◆ INPUT DATA:

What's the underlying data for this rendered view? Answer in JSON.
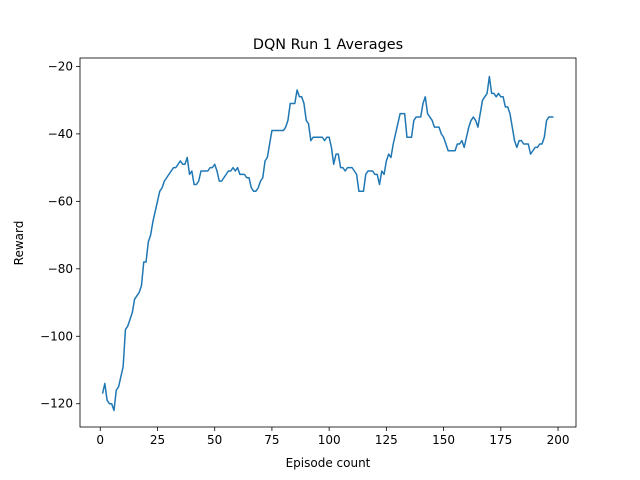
{
  "chart_data": {
    "type": "line",
    "title": "DQN Run 1 Averages",
    "x_label": "Episode count",
    "y_label": "Reward",
    "xlim": [
      -8.85,
      207.85
    ],
    "ylim": [
      -126.9,
      -17.5
    ],
    "xticks": [
      0,
      25,
      50,
      75,
      100,
      125,
      150,
      175,
      200
    ],
    "yticks": [
      {
        "value": -20,
        "label": "−20"
      },
      {
        "value": -40,
        "label": "−40"
      },
      {
        "value": -60,
        "label": "−60"
      },
      {
        "value": -80,
        "label": "−80"
      },
      {
        "value": -100,
        "label": "−100"
      },
      {
        "value": -120,
        "label": "−120"
      }
    ],
    "color": "#1f77b4",
    "grid": false,
    "x": [
      1,
      2,
      3,
      4,
      5,
      6,
      7,
      8,
      9,
      10,
      11,
      12,
      13,
      14,
      15,
      16,
      17,
      18,
      19,
      20,
      21,
      22,
      23,
      24,
      25,
      26,
      27,
      28,
      29,
      30,
      31,
      32,
      33,
      34,
      35,
      36,
      37,
      38,
      39,
      40,
      41,
      42,
      43,
      44,
      45,
      46,
      47,
      48,
      49,
      50,
      51,
      52,
      53,
      54,
      55,
      56,
      57,
      58,
      59,
      60,
      61,
      62,
      63,
      64,
      65,
      66,
      67,
      68,
      69,
      70,
      71,
      72,
      73,
      74,
      75,
      76,
      77,
      78,
      79,
      80,
      81,
      82,
      83,
      84,
      85,
      86,
      87,
      88,
      89,
      90,
      91,
      92,
      93,
      94,
      95,
      96,
      97,
      98,
      99,
      100,
      101,
      102,
      103,
      104,
      105,
      106,
      107,
      108,
      109,
      110,
      111,
      112,
      113,
      114,
      115,
      116,
      117,
      118,
      119,
      120,
      121,
      122,
      123,
      124,
      125,
      126,
      127,
      128,
      129,
      130,
      131,
      132,
      133,
      134,
      135,
      136,
      137,
      138,
      139,
      140,
      141,
      142,
      143,
      144,
      145,
      146,
      147,
      148,
      149,
      150,
      151,
      152,
      153,
      154,
      155,
      156,
      157,
      158,
      159,
      160,
      161,
      162,
      163,
      164,
      165,
      166,
      167,
      168,
      169,
      170,
      171,
      172,
      173,
      174,
      175,
      176,
      177,
      178,
      179,
      180,
      181,
      182,
      183,
      184,
      185,
      186,
      187,
      188,
      189,
      190,
      191,
      192,
      193,
      194,
      195,
      196,
      197,
      198
    ],
    "values": [
      -117,
      -114,
      -119,
      -120,
      -120,
      -122,
      -116,
      -115,
      -112,
      -109,
      -98,
      -97,
      -95,
      -93,
      -89,
      -88,
      -87,
      -85,
      -78,
      -78,
      -72,
      -70,
      -66,
      -63,
      -60,
      -57,
      -56,
      -54,
      -53,
      -52,
      -51,
      -50,
      -50,
      -49,
      -48,
      -49,
      -49,
      -47,
      -52,
      -51,
      -55,
      -55,
      -54,
      -51,
      -51,
      -51,
      -51,
      -50,
      -50,
      -49,
      -51,
      -54,
      -54,
      -53,
      -52,
      -51,
      -51,
      -50,
      -51,
      -50,
      -52,
      -52,
      -52,
      -53,
      -53,
      -56,
      -57,
      -57,
      -56,
      -54,
      -53,
      -48,
      -47,
      -43,
      -39,
      -39,
      -39,
      -39,
      -39,
      -39,
      -38,
      -36,
      -31,
      -31,
      -31,
      -27,
      -29,
      -29,
      -31,
      -36,
      -37,
      -42,
      -41,
      -41,
      -41,
      -41,
      -41,
      -42,
      -41,
      -41,
      -44,
      -49,
      -46,
      -46,
      -50,
      -50,
      -51,
      -50,
      -50,
      -50,
      -51,
      -52,
      -57,
      -57,
      -57,
      -52,
      -51,
      -51,
      -51,
      -52,
      -52,
      -55,
      -51,
      -52,
      -48,
      -46,
      -47,
      -43,
      -40,
      -37,
      -34,
      -34,
      -34,
      -41,
      -41,
      -41,
      -36,
      -35,
      -35,
      -35,
      -31,
      -29,
      -34,
      -35,
      -36,
      -38,
      -38,
      -38,
      -40,
      -41,
      -43,
      -45,
      -45,
      -45,
      -45,
      -43,
      -43,
      -42,
      -44,
      -41,
      -38,
      -36,
      -35,
      -36,
      -38,
      -34,
      -30,
      -29,
      -28,
      -23,
      -28,
      -28,
      -29,
      -28,
      -29,
      -29,
      -32,
      -32,
      -34,
      -38,
      -42,
      -44,
      -42,
      -42,
      -43,
      -43,
      -43,
      -46,
      -45,
      -44,
      -44,
      -43,
      -43,
      -41,
      -36,
      -35,
      -35,
      -35
    ]
  }
}
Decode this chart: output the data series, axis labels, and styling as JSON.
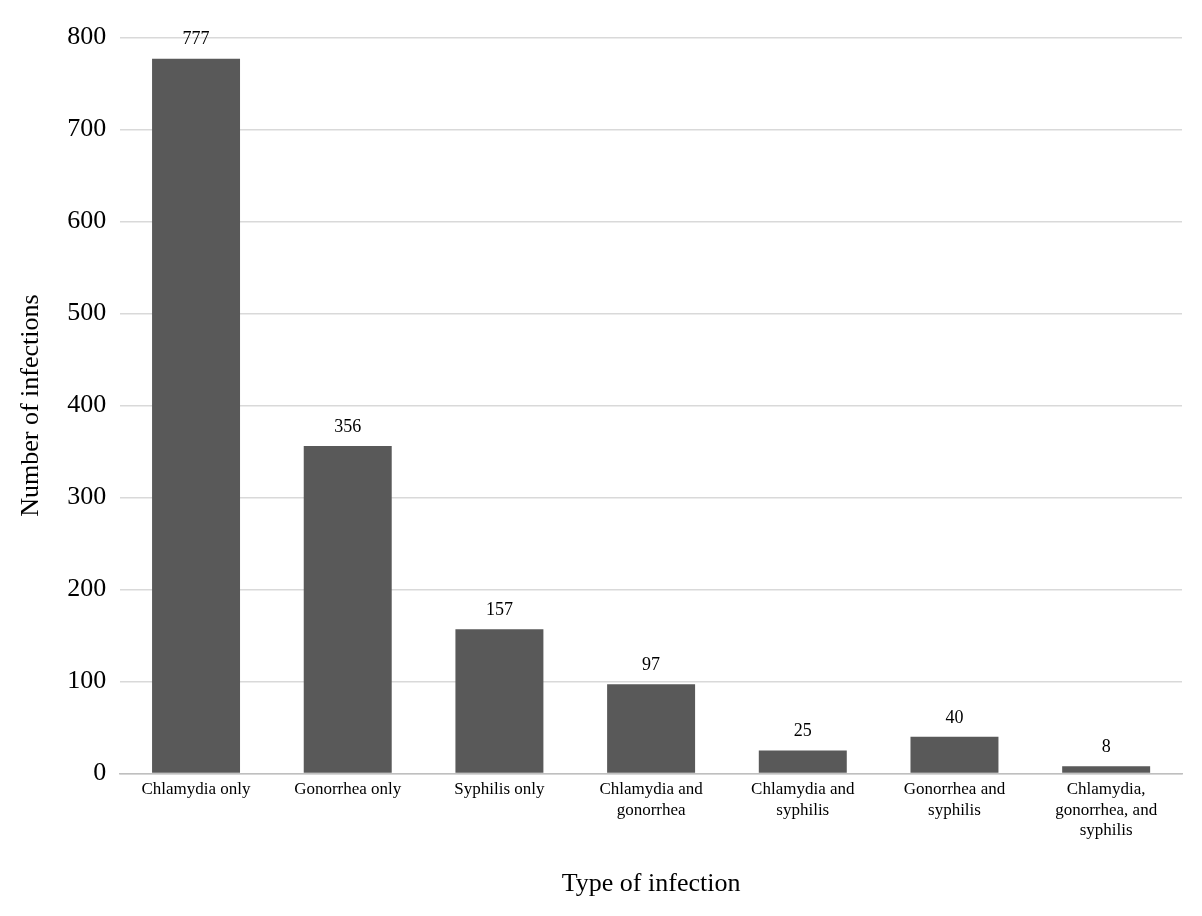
{
  "chart_data": {
    "type": "bar",
    "xlabel": "Type of infection",
    "ylabel": "Number of infections",
    "categories": [
      "Chlamydia only",
      "Gonorrhea only",
      "Syphilis only",
      "Chlamydia and gonorrhea",
      "Chlamydia and syphilis",
      "Gonorrhea and syphilis",
      "Chlamydia, gonorrhea, and syphilis"
    ],
    "values": [
      777,
      356,
      157,
      97,
      25,
      40,
      8
    ],
    "color": "#595959",
    "ylim": [
      0,
      800
    ],
    "yticks": [
      0,
      100,
      200,
      300,
      400,
      500,
      600,
      700,
      800
    ],
    "grid": "y",
    "data_labels": true,
    "legend": false
  }
}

◆ BRIEF: Output the entries above exactly, without their pictures.

◆ TASK RESULT:
What's the underlying data for this rendered view? Answer in JSON.
{
  "chart_data": {
    "type": "line",
    "title": "DQN Run 1 Averages",
    "x_label": "Episode count",
    "y_label": "Reward",
    "xlim": [
      -8.85,
      207.85
    ],
    "ylim": [
      -126.9,
      -17.5
    ],
    "xticks": [
      0,
      25,
      50,
      75,
      100,
      125,
      150,
      175,
      200
    ],
    "yticks": [
      {
        "value": -20,
        "label": "−20"
      },
      {
        "value": -40,
        "label": "−40"
      },
      {
        "value": -60,
        "label": "−60"
      },
      {
        "value": -80,
        "label": "−80"
      },
      {
        "value": -100,
        "label": "−100"
      },
      {
        "value": -120,
        "label": "−120"
      }
    ],
    "color": "#1f77b4",
    "grid": false,
    "x": [
      1,
      2,
      3,
      4,
      5,
      6,
      7,
      8,
      9,
      10,
      11,
      12,
      13,
      14,
      15,
      16,
      17,
      18,
      19,
      20,
      21,
      22,
      23,
      24,
      25,
      26,
      27,
      28,
      29,
      30,
      31,
      32,
      33,
      34,
      35,
      36,
      37,
      38,
      39,
      40,
      41,
      42,
      43,
      44,
      45,
      46,
      47,
      48,
      49,
      50,
      51,
      52,
      53,
      54,
      55,
      56,
      57,
      58,
      59,
      60,
      61,
      62,
      63,
      64,
      65,
      66,
      67,
      68,
      69,
      70,
      71,
      72,
      73,
      74,
      75,
      76,
      77,
      78,
      79,
      80,
      81,
      82,
      83,
      84,
      85,
      86,
      87,
      88,
      89,
      90,
      91,
      92,
      93,
      94,
      95,
      96,
      97,
      98,
      99,
      100,
      101,
      102,
      103,
      104,
      105,
      106,
      107,
      108,
      109,
      110,
      111,
      112,
      113,
      114,
      115,
      116,
      117,
      118,
      119,
      120,
      121,
      122,
      123,
      124,
      125,
      126,
      127,
      128,
      129,
      130,
      131,
      132,
      133,
      134,
      135,
      136,
      137,
      138,
      139,
      140,
      141,
      142,
      143,
      144,
      145,
      146,
      147,
      148,
      149,
      150,
      151,
      152,
      153,
      154,
      155,
      156,
      157,
      158,
      159,
      160,
      161,
      162,
      163,
      164,
      165,
      166,
      167,
      168,
      169,
      170,
      171,
      172,
      173,
      174,
      175,
      176,
      177,
      178,
      179,
      180,
      181,
      182,
      183,
      184,
      185,
      186,
      187,
      188,
      189,
      190,
      191,
      192,
      193,
      194,
      195,
      196,
      197,
      198
    ],
    "values": [
      -117,
      -114,
      -119,
      -120,
      -120,
      -122,
      -116,
      -115,
      -112,
      -109,
      -98,
      -97,
      -95,
      -93,
      -89,
      -88,
      -87,
      -85,
      -78,
      -78,
      -72,
      -70,
      -66,
      -63,
      -60,
      -57,
      -56,
      -54,
      -53,
      -52,
      -51,
      -50,
      -50,
      -49,
      -48,
      -49,
      -49,
      -47,
      -52,
      -51,
      -55,
      -55,
      -54,
      -51,
      -51,
      -51,
      -51,
      -50,
      -50,
      -49,
      -51,
      -54,
      -54,
      -53,
      -52,
      -51,
      -51,
      -50,
      -51,
      -50,
      -52,
      -52,
      -52,
      -53,
      -53,
      -56,
      -57,
      -57,
      -56,
      -54,
      -53,
      -48,
      -47,
      -43,
      -39,
      -39,
      -39,
      -39,
      -39,
      -39,
      -38,
      -36,
      -31,
      -31,
      -31,
      -27,
      -29,
      -29,
      -31,
      -36,
      -37,
      -42,
      -41,
      -41,
      -41,
      -41,
      -41,
      -42,
      -41,
      -41,
      -44,
      -49,
      -46,
      -46,
      -50,
      -50,
      -51,
      -50,
      -50,
      -50,
      -51,
      -52,
      -57,
      -57,
      -57,
      -52,
      -51,
      -51,
      -51,
      -52,
      -52,
      -55,
      -51,
      -52,
      -48,
      -46,
      -47,
      -43,
      -40,
      -37,
      -34,
      -34,
      -34,
      -41,
      -41,
      -41,
      -36,
      -35,
      -35,
      -35,
      -31,
      -29,
      -34,
      -35,
      -36,
      -38,
      -38,
      -38,
      -40,
      -41,
      -43,
      -45,
      -45,
      -45,
      -45,
      -43,
      -43,
      -42,
      -44,
      -41,
      -38,
      -36,
      -35,
      -36,
      -38,
      -34,
      -30,
      -29,
      -28,
      -23,
      -28,
      -28,
      -29,
      -28,
      -29,
      -29,
      -32,
      -32,
      -34,
      -38,
      -42,
      -44,
      -42,
      -42,
      -43,
      -43,
      -43,
      -46,
      -45,
      -44,
      -44,
      -43,
      -43,
      -41,
      -36,
      -35,
      -35,
      -35
    ]
  }
}
Decode this chart: output the data series, axis labels, and styling as JSON.
{
  "chart_data": {
    "type": "bar",
    "xlabel": "Type of infection",
    "ylabel": "Number of infections",
    "categories": [
      "Chlamydia only",
      "Gonorrhea only",
      "Syphilis only",
      "Chlamydia and gonorrhea",
      "Chlamydia and syphilis",
      "Gonorrhea and syphilis",
      "Chlamydia, gonorrhea, and syphilis"
    ],
    "values": [
      777,
      356,
      157,
      97,
      25,
      40,
      8
    ],
    "color": "#595959",
    "ylim": [
      0,
      800
    ],
    "yticks": [
      0,
      100,
      200,
      300,
      400,
      500,
      600,
      700,
      800
    ],
    "grid": "y",
    "data_labels": true,
    "legend": false
  }
}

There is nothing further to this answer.